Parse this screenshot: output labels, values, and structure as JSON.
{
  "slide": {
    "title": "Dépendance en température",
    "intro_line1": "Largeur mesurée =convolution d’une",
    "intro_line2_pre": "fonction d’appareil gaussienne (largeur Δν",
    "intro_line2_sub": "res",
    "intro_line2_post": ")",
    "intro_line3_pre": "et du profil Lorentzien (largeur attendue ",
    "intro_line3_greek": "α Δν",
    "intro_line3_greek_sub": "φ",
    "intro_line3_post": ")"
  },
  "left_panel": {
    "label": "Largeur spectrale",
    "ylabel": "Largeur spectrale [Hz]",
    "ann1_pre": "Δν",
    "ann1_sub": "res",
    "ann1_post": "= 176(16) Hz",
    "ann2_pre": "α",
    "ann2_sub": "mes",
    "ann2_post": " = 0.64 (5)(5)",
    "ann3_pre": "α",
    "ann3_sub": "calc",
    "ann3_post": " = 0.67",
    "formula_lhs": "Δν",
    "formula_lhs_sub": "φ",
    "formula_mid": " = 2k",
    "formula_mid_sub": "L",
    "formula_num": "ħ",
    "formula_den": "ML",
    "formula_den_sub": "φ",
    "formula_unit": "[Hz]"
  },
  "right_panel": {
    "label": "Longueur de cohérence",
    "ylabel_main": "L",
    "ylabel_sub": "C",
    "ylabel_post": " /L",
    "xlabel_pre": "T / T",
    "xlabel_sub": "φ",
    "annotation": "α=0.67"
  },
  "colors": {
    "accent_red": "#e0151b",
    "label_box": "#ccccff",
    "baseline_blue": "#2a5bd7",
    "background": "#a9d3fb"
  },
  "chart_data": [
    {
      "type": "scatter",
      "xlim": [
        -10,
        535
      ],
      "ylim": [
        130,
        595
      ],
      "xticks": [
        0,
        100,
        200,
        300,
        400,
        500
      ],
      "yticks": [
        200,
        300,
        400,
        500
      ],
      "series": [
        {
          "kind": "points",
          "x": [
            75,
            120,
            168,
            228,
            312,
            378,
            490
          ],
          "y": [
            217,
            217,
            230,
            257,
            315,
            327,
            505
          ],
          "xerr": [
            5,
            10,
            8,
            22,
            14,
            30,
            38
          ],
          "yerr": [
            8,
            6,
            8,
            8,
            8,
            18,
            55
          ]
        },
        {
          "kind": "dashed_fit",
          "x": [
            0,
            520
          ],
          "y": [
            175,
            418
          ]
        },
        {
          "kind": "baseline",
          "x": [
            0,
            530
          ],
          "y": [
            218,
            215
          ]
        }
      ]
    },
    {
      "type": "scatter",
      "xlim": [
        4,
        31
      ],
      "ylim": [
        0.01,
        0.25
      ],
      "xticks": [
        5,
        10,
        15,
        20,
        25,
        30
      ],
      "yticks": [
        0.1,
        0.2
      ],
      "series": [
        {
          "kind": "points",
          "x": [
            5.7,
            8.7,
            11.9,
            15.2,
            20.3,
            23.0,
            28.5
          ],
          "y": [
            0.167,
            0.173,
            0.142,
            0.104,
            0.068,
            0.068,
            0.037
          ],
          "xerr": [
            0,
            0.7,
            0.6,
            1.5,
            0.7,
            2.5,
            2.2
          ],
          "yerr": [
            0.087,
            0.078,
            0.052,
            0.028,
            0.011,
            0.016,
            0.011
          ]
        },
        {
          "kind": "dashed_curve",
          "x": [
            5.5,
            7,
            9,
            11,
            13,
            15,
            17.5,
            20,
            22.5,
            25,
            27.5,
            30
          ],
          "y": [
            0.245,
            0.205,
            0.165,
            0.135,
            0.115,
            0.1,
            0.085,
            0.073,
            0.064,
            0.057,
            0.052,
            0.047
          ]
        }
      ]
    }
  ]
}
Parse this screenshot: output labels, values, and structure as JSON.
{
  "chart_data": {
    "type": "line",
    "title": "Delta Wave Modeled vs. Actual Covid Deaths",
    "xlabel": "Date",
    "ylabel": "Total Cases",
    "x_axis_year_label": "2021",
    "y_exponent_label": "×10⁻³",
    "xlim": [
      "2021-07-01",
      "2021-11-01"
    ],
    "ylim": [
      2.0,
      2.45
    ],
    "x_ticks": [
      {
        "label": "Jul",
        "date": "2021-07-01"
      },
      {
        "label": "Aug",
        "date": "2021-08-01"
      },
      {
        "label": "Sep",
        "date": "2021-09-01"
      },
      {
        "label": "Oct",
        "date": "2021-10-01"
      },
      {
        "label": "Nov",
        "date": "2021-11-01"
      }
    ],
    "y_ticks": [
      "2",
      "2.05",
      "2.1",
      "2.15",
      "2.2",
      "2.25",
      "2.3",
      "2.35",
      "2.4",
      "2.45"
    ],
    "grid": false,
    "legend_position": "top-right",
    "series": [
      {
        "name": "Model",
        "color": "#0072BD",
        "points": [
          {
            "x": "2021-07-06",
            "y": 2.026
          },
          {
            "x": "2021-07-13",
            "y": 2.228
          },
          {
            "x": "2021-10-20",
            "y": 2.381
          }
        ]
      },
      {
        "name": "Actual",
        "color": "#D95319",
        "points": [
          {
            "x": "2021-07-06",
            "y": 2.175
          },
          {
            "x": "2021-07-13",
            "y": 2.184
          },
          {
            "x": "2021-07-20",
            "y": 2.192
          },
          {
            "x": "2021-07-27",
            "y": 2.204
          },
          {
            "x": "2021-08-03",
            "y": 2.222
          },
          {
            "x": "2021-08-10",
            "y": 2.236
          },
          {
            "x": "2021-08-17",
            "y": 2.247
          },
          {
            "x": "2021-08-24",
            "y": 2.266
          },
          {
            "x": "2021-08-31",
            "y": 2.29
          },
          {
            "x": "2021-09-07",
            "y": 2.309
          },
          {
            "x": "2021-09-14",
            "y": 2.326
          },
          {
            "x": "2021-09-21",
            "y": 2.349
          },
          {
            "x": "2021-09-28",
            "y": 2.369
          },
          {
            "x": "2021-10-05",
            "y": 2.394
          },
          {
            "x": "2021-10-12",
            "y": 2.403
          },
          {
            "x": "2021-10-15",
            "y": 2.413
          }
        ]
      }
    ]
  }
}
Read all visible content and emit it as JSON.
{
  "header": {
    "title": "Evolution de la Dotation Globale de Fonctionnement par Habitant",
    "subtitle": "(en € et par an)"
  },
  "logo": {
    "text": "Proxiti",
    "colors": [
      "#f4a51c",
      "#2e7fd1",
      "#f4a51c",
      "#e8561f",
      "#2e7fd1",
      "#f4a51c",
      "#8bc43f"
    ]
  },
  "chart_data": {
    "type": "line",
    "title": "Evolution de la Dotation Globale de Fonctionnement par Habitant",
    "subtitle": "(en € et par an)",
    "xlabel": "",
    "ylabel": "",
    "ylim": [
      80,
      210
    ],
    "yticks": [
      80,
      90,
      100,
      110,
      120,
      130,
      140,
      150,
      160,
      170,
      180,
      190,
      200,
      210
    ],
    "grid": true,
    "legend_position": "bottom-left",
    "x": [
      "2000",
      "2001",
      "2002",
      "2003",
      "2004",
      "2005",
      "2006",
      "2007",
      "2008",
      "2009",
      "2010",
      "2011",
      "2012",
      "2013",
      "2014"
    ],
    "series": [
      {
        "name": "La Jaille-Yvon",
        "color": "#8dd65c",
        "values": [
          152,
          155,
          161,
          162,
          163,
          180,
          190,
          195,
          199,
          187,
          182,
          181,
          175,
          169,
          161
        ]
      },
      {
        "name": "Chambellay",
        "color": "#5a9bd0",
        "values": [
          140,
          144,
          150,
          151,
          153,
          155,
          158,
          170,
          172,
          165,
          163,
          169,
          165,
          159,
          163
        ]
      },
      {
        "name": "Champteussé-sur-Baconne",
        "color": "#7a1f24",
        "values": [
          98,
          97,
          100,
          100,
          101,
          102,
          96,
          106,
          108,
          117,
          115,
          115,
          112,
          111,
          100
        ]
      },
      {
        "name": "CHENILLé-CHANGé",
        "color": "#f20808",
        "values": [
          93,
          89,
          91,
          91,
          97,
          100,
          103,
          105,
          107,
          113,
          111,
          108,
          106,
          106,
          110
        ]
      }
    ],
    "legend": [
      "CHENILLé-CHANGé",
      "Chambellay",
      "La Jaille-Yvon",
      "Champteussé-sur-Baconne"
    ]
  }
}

◆ **TASK INSTRUCTIONS**: Read the data above. Pull out each line in which the string "Champteussé" appears.

◆ **IN RESPONSE**:
        "name": "Champteussé-sur-Baconne",
      "Champteussé-sur-Baconne"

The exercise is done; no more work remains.